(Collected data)

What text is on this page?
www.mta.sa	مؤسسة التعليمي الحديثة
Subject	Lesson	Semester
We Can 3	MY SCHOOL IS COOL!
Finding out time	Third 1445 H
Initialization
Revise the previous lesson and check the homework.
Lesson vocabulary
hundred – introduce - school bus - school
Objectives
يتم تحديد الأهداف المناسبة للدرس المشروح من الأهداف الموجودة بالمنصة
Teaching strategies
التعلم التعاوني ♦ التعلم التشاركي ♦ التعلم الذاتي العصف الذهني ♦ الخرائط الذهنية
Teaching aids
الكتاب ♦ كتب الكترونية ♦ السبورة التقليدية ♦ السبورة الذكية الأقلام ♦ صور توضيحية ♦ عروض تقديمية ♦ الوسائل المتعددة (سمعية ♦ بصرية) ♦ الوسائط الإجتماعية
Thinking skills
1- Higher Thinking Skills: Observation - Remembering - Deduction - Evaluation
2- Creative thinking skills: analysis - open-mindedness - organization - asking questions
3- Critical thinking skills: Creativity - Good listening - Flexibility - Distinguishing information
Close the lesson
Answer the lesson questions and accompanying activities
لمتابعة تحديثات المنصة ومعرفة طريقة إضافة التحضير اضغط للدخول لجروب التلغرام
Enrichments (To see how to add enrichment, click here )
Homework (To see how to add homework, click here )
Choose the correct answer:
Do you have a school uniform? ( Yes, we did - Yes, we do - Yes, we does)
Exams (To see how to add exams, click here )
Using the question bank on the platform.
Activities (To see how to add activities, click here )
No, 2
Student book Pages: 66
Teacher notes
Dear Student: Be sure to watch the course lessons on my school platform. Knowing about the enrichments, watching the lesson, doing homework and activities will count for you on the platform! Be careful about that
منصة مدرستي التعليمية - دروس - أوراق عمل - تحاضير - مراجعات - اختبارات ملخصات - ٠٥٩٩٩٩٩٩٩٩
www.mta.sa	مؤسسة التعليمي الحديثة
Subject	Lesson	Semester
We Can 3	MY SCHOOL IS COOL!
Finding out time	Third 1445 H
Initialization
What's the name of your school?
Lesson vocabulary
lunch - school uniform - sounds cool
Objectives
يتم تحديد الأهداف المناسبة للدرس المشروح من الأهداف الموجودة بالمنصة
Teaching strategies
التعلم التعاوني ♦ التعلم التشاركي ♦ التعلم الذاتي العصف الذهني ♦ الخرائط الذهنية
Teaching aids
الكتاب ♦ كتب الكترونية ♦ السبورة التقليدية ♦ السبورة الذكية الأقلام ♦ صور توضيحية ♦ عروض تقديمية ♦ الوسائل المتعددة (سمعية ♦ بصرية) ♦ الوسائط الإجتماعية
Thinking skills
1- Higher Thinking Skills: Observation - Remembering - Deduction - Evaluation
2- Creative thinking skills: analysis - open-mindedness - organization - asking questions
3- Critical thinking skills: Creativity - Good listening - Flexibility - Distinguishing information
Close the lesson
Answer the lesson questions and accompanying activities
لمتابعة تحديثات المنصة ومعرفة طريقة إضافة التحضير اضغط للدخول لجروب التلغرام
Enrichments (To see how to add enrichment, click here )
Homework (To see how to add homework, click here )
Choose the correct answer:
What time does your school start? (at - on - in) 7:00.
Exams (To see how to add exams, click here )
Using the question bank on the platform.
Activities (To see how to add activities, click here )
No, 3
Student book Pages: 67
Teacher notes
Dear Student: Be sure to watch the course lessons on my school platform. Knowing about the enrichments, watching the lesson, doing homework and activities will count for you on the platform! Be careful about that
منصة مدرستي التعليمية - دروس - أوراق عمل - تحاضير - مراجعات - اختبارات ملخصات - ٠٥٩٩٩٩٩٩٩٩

**Task goal**
Go through the records above and retype each one exactly.

**Right answer**
What text is on this page?
www.mta.sa	مؤسسة التعليمي الحديثة
Subject	Lesson	Semester
We Can 3	MY SCHOOL IS COOL!
Finding out time	Third 1445 H
Initialization
Revise the previous lesson and check the homework.
Lesson vocabulary
hundred – introduce - school bus - school
Objectives
يتم تحديد الأهداف المناسبة للدرس المشروح من الأهداف الموجودة بالمنصة
Teaching strategies
التعلم التعاوني ♦ التعلم التشاركي ♦ التعلم الذاتي العصف الذهني ♦ الخرائط الذهنية
Teaching aids
الكتاب ♦ كتب الكترونية ♦ السبورة التقليدية ♦ السبورة الذكية الأقلام ♦ صور توضيحية ♦ عروض تقديمية ♦ الوسائل المتعددة (سمعية ♦ بصرية) ♦ الوسائط الإجتماعية
Thinking skills
1- Higher Thinking Skills: Observation - Remembering - Deduction - Evaluation
2- Creative thinking skills: analysis - open-mindedness - organization - asking questions
3- Critical thinking skills: Creativity - Good listening - Flexibility - Distinguishing information
Close the lesson
Answer the lesson questions and accompanying activities
لمتابعة تحديثات المنصة ومعرفة طريقة إضافة التحضير اضغط للدخول لجروب التلغرام
Enrichments (To see how to add enrichment, click here )
Homework (To see how to add homework, click here )
Choose the correct answer:
Do you have a school uniform? ( Yes, we did - Yes, we do - Yes, we does)
Exams (To see how to add exams, click here )
Using the question bank on the platform.
Activities (To see how to add activities, click here )
No, 2
Student book Pages: 66
Teacher notes
Dear Student: Be sure to watch the course lessons on my school platform. Knowing about the enrichments, watching the lesson, doing homework and activities will count for you on the platform! Be careful about that
منصة مدرستي التعليمية - دروس - أوراق عمل - تحاضير - مراجعات - اختبارات ملخصات - ٠٥٩٩٩٩٩٩٩٩
www.mta.sa	مؤسسة التعليمي الحديثة
Subject	Lesson	Semester
We Can 3	MY SCHOOL IS COOL!
Finding out time	Third 1445 H
Initialization
What's the name of your school?
Lesson vocabulary
lunch - school uniform - sounds cool
Objectives
يتم تحديد الأهداف المناسبة للدرس المشروح من الأهداف الموجودة بالمنصة
Teaching strategies
التعلم التعاوني ♦ التعلم التشاركي ♦ التعلم الذاتي العصف الذهني ♦ الخرائط الذهنية
Teaching aids
الكتاب ♦ كتب الكترونية ♦ السبورة التقليدية ♦ السبورة الذكية الأقلام ♦ صور توضيحية ♦ عروض تقديمية ♦ الوسائل المتعددة (سمعية ♦ بصرية) ♦ الوسائط الإجتماعية
Thinking skills
1- Higher Thinking Skills: Observation - Remembering - Deduction - Evaluation
2- Creative thinking skills: analysis - open-mindedness - organization - asking questions
3- Critical thinking skills: Creativity - Good listening - Flexibility - Distinguishing information
Close the lesson
Answer the lesson questions and accompanying activities
لمتابعة تحديثات المنصة ومعرفة طريقة إضافة التحضير اضغط للدخول لجروب التلغرام
Enrichments (To see how to add enrichment, click here )
Homework (To see how to add homework, click here )
Choose the correct answer:
What time does your school start? (at - on - in) 7:00.
Exams (To see how to add exams, click here )
Using the question bank on the platform.
Activities (To see how to add activities, click here )
No, 3
Student book Pages: 67
Teacher notes
Dear Student: Be sure to watch the course lessons on my school platform. Knowing about the enrichments, watching the lesson, doing homework and activities will count for you on the platform! Be careful about that
منصة مدرستي التعليمية - دروس - أوراق عمل - تحاضير - مراجعات - اختبارات ملخصات - ٠٥٩٩٩٩٩٩٩٩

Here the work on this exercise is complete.